**Given passage**
◆ ◆ ◆ ◆ ◆ ◆ ◆

Education is greater than roads.  Ok, sure.  But how much, exactly, is it greater?

Thanks to the diagram we can clearly see that Frank's valuation of education is greater than his valuation of roads.  We know that Frank is willing to pay more for education than for roads.  But user fees can never be custom tailored to Frank.  So the user fees he pays for roads and education will never communicate exactly how much he perceives education to be greater than roads.  The same is true of all the other users.  As a result, with user fees, the proportion of funding for roads and education will never ever be optimal.  The balance will always be suboptimal.

With user fees the proportions can only ever be roughly correct.  But with tax choice, the proportions will always be 100% correct.

And I suppose that if I was as good at math as Paul Samuelson was then I'd be able to prove this with a beautiful model.  Unfortunately, I'm not as good at math as Samuelson was.  However, I'm far better at economics than he was.  In the grand scheme of things, being good at economics is far better than being good at math.  Maybe, in fact, there's something about being good at math that prevents a person from being good at economics.  Have any of the seriously good economists been seriously good at math?  Nope.  I don't think so.  So if an economist is good at math then don't trust their economics.

But perhaps I'm seriously overestimating my own econ skills.  It's entirely possible.  But until I'm proven wrong I'm going to continue believing that I'm right.

A. willing to pay to use infrastructure
B. willing to pay for infrastructure

The difference might seem subtle... but it's fundamentally important.

Glaeser is correct that willingness to pay is the only way to accurately measure the social cost/benefit of public services... but Quiggin is correct that public services shouldn't only be available to those able and willing to pay for them.

How cool is that?  They both win!  But Glaeser wins bigger because his article contains a fundamentally important economic truth that Quiggin, in another place and time, acknowledged, or recognized, at least to some extent...

◆ ◆ ◆ ◆ ◆ ◆ ◆

[Document layout analysis data]
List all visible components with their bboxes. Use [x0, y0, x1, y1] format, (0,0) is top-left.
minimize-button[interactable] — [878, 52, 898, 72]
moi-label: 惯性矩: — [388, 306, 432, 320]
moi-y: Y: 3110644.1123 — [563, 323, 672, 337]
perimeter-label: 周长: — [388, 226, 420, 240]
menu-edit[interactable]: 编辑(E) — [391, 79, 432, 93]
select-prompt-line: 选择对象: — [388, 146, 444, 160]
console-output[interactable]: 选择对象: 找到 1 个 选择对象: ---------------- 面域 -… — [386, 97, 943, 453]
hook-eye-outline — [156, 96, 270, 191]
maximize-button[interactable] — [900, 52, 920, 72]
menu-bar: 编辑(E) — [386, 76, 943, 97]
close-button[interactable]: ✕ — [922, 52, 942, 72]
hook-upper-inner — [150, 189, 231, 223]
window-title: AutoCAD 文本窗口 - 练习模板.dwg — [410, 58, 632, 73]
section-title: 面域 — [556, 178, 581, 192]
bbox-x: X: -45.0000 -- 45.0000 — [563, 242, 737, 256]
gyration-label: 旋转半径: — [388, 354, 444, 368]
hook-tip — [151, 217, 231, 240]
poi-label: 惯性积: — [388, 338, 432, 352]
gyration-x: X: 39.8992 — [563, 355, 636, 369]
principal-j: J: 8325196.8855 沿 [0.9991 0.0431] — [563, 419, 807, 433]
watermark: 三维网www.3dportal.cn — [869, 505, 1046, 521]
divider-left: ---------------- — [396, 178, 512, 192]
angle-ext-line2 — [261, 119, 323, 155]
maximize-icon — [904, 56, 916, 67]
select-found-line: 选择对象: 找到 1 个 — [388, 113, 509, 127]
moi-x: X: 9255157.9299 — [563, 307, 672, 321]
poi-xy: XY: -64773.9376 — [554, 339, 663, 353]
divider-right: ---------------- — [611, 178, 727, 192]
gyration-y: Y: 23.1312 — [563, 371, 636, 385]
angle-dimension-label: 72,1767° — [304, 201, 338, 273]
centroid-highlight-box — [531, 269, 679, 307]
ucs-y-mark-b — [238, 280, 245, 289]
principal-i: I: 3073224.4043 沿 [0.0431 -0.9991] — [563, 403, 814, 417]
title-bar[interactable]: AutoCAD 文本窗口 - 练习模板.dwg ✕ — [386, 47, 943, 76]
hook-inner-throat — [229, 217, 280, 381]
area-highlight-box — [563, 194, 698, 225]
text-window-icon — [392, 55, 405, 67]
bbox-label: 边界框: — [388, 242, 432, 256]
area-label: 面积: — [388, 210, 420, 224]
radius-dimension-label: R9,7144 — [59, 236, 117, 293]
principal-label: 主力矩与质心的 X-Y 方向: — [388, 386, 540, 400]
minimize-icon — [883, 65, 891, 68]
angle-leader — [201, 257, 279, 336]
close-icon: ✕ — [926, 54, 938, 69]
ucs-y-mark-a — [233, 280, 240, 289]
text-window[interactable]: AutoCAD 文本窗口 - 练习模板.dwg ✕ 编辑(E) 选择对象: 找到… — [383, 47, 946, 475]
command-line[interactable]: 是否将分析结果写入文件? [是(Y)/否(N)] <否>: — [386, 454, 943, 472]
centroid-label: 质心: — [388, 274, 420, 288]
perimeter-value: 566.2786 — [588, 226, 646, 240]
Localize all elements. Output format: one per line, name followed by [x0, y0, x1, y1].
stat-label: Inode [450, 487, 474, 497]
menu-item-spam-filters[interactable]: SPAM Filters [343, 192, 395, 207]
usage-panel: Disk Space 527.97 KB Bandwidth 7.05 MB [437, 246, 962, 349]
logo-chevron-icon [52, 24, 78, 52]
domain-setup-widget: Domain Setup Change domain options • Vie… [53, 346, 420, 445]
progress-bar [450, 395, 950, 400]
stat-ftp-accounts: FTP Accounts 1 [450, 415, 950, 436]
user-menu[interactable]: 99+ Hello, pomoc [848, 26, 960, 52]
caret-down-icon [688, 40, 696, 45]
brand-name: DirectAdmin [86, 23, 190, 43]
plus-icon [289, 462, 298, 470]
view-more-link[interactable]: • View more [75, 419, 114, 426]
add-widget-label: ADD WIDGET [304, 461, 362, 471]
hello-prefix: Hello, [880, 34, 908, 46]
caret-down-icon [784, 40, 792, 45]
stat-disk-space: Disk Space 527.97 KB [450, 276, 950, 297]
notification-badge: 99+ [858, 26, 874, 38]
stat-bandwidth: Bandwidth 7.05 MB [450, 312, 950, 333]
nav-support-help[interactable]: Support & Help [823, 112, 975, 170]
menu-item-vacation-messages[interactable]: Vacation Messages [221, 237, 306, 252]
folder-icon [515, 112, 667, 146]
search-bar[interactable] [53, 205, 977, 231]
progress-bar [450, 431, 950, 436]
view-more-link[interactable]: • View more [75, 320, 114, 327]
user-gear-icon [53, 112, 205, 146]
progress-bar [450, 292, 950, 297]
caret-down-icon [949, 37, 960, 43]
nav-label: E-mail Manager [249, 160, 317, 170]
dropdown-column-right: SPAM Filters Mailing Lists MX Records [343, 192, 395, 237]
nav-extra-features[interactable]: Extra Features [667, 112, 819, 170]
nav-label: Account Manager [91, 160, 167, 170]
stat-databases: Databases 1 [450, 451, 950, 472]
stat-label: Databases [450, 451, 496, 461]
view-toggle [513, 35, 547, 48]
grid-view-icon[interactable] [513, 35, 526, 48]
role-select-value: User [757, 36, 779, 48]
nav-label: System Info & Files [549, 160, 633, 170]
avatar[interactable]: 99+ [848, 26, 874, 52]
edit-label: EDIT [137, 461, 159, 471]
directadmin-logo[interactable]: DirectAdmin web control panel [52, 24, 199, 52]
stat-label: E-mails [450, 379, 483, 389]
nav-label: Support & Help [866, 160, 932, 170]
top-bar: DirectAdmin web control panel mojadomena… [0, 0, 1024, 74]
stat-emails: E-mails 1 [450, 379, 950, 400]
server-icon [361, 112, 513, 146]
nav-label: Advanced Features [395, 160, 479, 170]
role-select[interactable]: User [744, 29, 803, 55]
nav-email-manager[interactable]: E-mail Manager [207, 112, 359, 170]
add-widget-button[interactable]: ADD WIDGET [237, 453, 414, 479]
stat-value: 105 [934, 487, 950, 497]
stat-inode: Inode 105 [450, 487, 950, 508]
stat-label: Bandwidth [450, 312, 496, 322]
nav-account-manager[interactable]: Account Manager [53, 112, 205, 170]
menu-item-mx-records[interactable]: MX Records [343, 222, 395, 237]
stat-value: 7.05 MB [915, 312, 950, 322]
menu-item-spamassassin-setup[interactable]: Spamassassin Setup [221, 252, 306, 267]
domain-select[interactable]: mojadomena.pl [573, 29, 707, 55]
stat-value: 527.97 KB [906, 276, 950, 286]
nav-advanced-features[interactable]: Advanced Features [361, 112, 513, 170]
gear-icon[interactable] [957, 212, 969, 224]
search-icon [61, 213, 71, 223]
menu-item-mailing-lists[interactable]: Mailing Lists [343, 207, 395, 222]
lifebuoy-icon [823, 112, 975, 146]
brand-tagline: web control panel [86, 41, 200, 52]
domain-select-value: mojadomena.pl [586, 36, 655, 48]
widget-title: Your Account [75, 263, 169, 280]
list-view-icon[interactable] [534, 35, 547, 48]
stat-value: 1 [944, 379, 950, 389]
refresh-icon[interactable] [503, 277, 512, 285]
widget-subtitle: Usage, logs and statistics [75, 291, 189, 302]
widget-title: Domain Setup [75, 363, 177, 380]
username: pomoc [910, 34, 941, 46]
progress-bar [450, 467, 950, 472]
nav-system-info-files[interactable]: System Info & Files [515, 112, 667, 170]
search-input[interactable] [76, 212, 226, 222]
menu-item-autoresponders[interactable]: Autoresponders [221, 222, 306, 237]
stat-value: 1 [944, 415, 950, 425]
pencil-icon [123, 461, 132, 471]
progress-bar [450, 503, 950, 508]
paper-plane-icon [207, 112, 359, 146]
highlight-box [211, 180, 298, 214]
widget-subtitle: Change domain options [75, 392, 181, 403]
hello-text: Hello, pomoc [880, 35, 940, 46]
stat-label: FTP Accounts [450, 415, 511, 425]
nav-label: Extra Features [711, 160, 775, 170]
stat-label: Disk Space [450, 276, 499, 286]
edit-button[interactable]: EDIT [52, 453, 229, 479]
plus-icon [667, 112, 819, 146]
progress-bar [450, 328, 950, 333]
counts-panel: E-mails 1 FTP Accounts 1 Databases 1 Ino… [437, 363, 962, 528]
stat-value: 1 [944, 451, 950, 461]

◆ ◆ ◆ ◆ ◆ ◆ ◆

**What is required**
In the text on user fees and tax choice, why does the writer say user fees will never fund roads and education in optimal proportions? Answer in one to three sentences.

**Result for this task**
User fees can never be custom tailored to an individual like Frank, so the fees he pays never communicate exactly how much more he values education than roads. The same is true of every other user, so the balance of funding will always be suboptimal.